- _DIRECTIONS_
Read through the data and report every line in which the word "with" occurs.

══════════════════════════════

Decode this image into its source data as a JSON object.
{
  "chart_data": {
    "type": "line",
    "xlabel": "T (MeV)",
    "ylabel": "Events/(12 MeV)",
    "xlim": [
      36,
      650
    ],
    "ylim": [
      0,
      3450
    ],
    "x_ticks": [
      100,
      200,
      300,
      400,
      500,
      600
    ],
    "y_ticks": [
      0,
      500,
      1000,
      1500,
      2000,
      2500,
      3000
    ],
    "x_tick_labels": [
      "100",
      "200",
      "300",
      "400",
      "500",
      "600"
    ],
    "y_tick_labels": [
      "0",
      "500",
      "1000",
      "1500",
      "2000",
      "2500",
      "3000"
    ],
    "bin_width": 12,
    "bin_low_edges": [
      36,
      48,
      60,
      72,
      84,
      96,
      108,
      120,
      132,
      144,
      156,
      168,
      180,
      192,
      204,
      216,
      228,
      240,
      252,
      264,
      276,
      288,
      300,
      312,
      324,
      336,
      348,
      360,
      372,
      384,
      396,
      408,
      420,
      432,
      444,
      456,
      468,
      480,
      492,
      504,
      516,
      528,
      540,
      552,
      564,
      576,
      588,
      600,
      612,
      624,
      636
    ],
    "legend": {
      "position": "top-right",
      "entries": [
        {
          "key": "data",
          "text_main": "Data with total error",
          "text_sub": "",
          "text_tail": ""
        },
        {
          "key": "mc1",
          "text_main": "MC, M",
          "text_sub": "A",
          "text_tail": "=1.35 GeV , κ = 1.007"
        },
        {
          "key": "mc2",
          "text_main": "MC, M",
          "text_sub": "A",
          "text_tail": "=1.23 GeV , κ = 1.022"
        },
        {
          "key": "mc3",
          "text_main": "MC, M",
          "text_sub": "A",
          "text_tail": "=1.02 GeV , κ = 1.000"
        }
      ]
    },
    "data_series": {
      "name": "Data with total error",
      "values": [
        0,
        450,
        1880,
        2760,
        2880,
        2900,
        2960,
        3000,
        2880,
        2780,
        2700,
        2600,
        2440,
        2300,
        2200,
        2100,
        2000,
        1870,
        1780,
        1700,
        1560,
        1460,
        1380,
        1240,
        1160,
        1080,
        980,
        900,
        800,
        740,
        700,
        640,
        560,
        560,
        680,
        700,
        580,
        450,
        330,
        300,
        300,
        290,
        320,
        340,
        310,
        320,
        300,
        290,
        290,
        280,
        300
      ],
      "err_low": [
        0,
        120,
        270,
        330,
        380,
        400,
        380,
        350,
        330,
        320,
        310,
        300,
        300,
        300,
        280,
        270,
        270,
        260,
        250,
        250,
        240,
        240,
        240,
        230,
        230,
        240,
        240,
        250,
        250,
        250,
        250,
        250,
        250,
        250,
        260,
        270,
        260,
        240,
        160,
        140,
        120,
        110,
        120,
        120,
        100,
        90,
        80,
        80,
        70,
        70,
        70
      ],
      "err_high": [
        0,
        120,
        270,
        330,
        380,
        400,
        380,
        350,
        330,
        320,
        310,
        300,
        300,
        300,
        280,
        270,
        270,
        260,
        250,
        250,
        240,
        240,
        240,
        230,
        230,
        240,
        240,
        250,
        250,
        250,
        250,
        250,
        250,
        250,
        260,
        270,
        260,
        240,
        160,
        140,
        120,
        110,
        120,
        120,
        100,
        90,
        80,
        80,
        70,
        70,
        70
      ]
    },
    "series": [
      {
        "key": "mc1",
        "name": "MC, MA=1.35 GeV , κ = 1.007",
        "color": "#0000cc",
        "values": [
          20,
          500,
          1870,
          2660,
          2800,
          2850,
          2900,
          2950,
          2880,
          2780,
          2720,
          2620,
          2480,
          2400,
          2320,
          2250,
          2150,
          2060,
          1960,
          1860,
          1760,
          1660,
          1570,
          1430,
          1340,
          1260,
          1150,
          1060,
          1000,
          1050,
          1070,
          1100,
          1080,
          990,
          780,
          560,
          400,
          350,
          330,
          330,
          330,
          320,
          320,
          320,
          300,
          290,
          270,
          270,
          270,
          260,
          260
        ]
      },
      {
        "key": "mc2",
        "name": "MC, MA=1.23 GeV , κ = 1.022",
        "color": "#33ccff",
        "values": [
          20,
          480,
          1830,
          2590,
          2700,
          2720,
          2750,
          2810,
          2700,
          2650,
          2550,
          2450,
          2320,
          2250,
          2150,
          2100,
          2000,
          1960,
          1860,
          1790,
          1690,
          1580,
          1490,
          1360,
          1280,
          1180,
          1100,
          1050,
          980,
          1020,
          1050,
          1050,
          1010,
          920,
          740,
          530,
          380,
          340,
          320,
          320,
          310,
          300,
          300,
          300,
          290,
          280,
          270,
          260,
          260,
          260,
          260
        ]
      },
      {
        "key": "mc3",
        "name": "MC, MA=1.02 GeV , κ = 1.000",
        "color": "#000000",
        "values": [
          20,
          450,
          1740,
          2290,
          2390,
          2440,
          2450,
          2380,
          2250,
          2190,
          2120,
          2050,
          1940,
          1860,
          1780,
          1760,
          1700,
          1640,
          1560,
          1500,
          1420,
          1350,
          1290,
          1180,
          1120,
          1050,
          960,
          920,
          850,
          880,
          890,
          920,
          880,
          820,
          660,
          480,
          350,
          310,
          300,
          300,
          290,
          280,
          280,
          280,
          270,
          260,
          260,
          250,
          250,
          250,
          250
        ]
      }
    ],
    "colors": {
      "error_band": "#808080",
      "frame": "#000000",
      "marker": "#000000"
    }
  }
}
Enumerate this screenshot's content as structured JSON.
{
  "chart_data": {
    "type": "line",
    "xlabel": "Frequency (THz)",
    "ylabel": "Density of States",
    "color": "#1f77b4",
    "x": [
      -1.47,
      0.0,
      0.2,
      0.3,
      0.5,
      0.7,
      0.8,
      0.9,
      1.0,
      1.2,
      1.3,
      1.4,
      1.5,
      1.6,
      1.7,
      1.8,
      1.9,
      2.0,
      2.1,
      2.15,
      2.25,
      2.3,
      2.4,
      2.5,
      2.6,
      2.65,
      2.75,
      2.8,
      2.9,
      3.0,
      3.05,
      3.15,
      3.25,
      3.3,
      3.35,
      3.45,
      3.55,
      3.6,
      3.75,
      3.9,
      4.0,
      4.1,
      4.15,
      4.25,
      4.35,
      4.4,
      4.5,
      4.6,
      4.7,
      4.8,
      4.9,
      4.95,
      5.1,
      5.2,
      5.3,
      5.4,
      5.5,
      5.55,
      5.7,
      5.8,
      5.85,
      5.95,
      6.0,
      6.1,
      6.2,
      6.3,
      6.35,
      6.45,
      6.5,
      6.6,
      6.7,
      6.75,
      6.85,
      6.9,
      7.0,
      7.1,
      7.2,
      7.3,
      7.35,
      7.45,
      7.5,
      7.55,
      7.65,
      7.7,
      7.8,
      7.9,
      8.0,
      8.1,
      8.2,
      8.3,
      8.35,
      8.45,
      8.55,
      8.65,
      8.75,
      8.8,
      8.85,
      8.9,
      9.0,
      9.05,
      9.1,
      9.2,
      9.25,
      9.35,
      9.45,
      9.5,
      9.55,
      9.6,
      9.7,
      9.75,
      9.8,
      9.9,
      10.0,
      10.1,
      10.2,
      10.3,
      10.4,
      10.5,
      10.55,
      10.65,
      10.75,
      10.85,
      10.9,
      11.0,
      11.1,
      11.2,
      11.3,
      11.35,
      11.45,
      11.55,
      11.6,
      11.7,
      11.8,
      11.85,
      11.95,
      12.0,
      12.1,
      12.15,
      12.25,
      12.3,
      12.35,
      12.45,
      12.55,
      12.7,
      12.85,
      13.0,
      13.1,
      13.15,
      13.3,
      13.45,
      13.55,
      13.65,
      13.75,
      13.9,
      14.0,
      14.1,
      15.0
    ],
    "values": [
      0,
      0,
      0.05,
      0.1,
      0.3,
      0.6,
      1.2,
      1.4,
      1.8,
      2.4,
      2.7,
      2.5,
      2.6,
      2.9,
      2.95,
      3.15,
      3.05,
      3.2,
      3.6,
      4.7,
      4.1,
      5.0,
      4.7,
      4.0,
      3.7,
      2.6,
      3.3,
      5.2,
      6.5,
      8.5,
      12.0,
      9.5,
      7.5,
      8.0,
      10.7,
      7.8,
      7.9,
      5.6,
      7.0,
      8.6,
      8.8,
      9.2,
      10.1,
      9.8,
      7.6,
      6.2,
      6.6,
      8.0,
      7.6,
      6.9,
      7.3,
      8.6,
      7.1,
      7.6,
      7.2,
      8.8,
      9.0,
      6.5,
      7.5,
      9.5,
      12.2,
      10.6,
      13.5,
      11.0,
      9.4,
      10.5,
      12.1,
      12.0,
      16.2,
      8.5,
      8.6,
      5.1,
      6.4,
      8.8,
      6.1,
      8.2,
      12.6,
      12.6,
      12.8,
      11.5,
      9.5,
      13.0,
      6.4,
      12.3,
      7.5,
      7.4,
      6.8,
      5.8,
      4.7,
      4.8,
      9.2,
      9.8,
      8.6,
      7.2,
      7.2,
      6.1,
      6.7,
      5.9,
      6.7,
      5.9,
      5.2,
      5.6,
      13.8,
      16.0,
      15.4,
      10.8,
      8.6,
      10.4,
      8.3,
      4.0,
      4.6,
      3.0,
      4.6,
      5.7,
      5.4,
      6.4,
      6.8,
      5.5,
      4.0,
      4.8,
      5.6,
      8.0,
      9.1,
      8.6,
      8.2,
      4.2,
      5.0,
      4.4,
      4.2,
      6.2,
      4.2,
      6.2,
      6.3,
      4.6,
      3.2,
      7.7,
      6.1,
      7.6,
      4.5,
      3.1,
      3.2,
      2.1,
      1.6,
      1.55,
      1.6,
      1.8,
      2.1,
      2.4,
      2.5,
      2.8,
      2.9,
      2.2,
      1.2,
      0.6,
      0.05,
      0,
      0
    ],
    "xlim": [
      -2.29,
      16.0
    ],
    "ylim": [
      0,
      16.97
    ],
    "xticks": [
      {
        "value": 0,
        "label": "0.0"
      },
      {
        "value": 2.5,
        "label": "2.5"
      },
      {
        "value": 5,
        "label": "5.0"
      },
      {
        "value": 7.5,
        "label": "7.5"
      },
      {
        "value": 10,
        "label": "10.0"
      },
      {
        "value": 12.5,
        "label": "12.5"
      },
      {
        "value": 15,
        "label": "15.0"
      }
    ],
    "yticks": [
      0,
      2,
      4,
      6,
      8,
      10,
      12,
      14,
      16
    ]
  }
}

══════════════════════════════

- _COMPLETE OUTPUT_
          "text_main": "Data with total error",
      "name": "Data with total error",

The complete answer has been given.